### EXCERPT
GSOC-2016 Project : Clustering of search results

Sun Mar 6 20:06:43 GMT 2016

On Sun, Mar 6, 2016 at 7:17 AM, James Aylett <james-xapian at tartarus.org
<javascript:_e(%7B%7D,'cvml','james-xapian at tartarus.org');>> wrote:

> On Sat, Mar 05, 2016 at 10:58:43PM +0530, Richhiey Thomas wrote:
>
> K-Means or something related certainly seems like a viable approach,
> so what you'll need to do is to come up with a proposal of how you'd
> implement this in Xapian (either with reference to the previous work,
> or separately), and also how you'd go about evaluating the performance
> of your implementation (both in terms of usefulness of the clustering,
> and in terms of speed!).
>
>
>  Sorry about sending this msg twice. I made a mistake in the last mail and
needed to make sure this one will be read.

Thanks for the reply James!
I went through the code in a little more detail and there are a few things
I noticed and a few questions I have.

First off, the distance metric used in the current implementation is the
cosine measure. Though useful, K-means implicitly uses Euclidian distance
as a measure of document similarity between two document term vectors.
Hence, simply creating one more class for a distance metric by just
inheriting the DocSim base class will be good. Using the tf-idf weights, we
can find term weights and instead of using these vectors for cosine
similarity, euclid distance can be found out.

### AIM OF THE EXERCISE
Can you repeat, word for word, the part of the clustering message that starts at "Hence, simply creating" and ends at "be found out."?

### STORED DATA
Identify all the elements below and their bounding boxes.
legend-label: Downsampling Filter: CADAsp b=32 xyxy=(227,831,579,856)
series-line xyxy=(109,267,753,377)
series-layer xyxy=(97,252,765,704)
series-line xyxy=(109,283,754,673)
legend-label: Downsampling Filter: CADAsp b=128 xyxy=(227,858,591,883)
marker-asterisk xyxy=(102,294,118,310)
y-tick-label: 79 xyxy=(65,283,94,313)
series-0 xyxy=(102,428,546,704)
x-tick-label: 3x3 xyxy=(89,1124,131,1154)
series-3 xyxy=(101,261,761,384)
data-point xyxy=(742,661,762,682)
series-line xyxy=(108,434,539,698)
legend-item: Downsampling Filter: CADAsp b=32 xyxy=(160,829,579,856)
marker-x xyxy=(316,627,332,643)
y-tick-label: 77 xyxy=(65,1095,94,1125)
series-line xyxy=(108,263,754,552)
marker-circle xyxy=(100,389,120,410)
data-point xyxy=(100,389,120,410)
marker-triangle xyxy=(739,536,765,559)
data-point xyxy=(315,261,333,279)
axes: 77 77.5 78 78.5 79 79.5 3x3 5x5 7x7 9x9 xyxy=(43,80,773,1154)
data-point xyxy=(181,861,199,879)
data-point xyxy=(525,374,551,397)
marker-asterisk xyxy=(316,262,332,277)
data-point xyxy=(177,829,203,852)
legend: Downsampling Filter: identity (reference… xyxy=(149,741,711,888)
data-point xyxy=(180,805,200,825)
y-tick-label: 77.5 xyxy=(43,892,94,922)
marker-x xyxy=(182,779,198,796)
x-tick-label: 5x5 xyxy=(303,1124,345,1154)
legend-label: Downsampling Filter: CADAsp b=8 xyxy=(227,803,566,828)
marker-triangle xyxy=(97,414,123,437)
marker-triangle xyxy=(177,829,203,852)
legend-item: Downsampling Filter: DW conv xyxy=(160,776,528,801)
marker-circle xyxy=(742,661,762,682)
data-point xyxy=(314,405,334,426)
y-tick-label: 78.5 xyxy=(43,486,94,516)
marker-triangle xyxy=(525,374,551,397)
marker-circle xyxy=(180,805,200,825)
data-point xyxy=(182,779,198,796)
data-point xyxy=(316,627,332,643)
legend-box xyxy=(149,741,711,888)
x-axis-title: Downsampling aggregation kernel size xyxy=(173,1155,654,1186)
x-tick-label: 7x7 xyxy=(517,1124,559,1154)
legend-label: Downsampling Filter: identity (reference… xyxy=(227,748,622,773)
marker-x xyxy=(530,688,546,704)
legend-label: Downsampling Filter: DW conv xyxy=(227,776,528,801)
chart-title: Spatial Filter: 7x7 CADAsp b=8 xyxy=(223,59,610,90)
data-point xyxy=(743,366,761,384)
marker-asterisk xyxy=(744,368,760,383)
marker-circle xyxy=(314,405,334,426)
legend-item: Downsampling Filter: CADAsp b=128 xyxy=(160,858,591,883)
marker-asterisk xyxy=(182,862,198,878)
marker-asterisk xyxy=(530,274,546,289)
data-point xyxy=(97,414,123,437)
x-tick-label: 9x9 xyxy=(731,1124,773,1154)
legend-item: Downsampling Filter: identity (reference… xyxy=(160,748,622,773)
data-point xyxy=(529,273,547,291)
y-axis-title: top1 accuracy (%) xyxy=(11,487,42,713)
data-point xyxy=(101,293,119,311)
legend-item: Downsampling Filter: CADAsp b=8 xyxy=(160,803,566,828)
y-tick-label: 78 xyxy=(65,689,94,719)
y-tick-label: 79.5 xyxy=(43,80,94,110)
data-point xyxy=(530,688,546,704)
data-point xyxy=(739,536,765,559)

### RESULT OF THIS TASK
Hence, simply creating one more class for a distance metric by just
inheriting the DocSim base class will be good. Using the tf-idf weights, we
can find term weights and instead of using these vectors for cosine
similarity, euclid distance can be found out.